Give the number of lines in the records below that include "Modelos". Reply with that number alone.

━━ Input

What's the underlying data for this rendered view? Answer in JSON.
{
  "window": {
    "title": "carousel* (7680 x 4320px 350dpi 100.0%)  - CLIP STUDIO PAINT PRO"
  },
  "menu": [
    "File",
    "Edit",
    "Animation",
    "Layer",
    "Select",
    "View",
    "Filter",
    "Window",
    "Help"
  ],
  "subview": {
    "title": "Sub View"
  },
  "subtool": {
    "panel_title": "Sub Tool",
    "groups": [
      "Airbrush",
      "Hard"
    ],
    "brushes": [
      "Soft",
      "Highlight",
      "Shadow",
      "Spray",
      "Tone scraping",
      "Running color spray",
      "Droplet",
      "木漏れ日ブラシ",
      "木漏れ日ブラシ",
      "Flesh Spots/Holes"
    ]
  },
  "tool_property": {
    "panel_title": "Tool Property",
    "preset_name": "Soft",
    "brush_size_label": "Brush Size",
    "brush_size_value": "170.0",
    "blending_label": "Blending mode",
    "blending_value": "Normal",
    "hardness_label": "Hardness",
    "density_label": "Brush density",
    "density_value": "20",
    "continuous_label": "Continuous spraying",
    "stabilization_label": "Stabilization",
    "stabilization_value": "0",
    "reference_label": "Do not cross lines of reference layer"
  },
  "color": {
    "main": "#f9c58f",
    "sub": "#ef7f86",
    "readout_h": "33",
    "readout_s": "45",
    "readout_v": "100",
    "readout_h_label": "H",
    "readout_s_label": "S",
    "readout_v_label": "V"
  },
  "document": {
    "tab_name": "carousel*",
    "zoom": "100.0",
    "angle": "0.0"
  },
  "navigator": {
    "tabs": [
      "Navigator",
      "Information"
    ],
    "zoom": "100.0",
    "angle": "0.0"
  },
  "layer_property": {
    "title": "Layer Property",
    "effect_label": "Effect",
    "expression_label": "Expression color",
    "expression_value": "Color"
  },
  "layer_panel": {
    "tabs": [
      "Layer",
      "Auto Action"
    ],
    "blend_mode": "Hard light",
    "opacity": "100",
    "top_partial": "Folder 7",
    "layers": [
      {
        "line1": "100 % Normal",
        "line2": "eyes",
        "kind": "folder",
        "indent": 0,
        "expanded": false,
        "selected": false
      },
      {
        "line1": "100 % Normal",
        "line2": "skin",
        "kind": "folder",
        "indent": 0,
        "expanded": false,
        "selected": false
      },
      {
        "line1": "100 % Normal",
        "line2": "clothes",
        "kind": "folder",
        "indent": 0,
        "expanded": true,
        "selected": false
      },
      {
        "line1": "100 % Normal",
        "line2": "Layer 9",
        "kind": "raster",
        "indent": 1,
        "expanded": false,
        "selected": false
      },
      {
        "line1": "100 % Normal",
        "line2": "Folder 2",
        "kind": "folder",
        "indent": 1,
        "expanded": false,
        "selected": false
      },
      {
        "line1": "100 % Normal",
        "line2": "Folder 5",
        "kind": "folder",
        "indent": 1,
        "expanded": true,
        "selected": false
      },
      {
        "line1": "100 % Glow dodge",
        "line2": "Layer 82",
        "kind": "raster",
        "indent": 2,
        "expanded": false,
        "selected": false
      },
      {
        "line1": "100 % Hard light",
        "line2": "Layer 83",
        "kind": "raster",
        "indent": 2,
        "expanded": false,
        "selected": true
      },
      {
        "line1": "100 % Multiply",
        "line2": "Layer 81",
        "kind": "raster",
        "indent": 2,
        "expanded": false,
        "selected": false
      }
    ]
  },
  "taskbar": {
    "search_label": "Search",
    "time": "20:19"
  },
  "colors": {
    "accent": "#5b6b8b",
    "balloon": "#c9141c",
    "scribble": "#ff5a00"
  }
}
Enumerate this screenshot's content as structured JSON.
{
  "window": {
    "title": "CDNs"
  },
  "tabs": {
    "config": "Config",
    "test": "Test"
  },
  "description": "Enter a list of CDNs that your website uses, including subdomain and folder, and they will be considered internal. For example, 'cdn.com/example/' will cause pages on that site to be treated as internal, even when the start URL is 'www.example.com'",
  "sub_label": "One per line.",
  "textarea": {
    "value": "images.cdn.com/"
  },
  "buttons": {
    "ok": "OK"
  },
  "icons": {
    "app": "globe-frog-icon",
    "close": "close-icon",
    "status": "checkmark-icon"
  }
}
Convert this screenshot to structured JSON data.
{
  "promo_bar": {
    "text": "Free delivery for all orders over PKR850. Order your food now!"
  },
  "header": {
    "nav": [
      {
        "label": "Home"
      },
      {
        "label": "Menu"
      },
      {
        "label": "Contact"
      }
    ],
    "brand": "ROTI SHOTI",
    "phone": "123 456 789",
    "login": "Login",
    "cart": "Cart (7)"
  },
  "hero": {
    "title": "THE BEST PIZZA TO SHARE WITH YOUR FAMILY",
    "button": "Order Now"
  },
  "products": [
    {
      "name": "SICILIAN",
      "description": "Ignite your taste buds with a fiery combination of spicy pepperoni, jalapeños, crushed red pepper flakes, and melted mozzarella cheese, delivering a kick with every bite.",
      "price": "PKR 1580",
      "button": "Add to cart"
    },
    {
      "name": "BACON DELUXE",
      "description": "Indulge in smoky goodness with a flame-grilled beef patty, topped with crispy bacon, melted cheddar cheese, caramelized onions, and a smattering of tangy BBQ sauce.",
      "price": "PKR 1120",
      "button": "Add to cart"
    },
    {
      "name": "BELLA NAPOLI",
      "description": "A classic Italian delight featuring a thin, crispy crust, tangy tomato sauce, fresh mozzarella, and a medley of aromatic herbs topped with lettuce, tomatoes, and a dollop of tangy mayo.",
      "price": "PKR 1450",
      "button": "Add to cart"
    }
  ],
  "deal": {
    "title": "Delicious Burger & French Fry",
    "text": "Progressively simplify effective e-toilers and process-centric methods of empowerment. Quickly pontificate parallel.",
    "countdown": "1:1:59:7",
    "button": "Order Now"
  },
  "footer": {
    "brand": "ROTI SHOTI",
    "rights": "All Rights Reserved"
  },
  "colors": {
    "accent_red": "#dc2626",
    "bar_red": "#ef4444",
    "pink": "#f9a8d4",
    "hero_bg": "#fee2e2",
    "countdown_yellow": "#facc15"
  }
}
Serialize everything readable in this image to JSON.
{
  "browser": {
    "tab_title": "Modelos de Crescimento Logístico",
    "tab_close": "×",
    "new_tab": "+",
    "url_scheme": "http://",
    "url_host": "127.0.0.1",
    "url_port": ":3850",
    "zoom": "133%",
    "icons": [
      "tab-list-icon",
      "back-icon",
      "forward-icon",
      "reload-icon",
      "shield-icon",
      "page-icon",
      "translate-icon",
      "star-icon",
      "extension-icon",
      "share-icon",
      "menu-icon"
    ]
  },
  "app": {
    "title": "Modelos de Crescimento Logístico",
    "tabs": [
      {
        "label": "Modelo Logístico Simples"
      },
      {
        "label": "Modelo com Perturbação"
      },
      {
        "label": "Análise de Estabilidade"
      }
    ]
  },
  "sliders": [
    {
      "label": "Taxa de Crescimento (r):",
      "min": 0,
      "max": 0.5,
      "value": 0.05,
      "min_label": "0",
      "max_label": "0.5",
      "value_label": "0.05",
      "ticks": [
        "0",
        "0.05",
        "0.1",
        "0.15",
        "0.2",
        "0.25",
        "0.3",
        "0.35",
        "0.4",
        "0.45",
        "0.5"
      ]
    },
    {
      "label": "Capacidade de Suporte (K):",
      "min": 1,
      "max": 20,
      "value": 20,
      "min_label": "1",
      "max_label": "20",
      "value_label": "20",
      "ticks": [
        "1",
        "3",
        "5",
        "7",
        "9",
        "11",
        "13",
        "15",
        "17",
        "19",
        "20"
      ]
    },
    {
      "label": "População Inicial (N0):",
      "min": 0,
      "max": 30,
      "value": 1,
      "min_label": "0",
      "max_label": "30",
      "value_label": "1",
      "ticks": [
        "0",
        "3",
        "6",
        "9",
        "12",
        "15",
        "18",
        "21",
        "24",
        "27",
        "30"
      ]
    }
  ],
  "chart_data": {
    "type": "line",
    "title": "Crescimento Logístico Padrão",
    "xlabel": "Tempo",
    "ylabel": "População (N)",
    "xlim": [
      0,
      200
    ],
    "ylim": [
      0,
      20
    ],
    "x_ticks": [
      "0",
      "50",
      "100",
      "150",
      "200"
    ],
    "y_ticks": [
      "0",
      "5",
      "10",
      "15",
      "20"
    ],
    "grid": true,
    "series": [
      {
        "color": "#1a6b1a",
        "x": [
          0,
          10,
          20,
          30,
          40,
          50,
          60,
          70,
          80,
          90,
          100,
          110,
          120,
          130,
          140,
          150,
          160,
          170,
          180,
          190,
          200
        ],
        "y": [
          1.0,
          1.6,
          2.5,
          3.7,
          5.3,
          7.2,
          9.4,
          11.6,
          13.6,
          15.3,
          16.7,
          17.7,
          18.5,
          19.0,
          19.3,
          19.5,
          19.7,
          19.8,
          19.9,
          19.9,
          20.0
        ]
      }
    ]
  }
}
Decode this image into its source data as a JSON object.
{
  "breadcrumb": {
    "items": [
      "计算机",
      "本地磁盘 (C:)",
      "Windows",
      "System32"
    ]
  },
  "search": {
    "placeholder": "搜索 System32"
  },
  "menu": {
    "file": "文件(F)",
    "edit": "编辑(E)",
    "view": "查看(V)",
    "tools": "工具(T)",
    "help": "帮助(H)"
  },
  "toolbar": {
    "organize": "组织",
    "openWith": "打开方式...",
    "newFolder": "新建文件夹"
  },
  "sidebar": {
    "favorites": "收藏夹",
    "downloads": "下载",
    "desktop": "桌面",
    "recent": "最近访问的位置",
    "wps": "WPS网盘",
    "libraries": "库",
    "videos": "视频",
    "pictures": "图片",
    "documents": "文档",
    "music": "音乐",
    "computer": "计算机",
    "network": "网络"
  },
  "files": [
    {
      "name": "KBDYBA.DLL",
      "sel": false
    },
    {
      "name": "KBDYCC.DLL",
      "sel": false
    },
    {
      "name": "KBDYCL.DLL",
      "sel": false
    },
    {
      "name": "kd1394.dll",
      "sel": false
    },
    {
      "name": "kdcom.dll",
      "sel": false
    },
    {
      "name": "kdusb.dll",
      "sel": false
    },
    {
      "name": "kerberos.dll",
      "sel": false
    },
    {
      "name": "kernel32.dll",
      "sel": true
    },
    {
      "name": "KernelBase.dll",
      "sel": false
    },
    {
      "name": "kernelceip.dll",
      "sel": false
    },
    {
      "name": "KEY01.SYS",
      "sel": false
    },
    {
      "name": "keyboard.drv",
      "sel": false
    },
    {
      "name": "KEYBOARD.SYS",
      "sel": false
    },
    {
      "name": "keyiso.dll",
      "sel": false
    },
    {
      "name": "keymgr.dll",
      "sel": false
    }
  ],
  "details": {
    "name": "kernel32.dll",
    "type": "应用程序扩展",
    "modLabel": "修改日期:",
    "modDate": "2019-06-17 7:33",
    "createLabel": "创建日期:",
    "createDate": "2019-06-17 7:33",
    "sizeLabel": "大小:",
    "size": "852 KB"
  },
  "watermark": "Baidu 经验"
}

━━━━

*Correct result*
2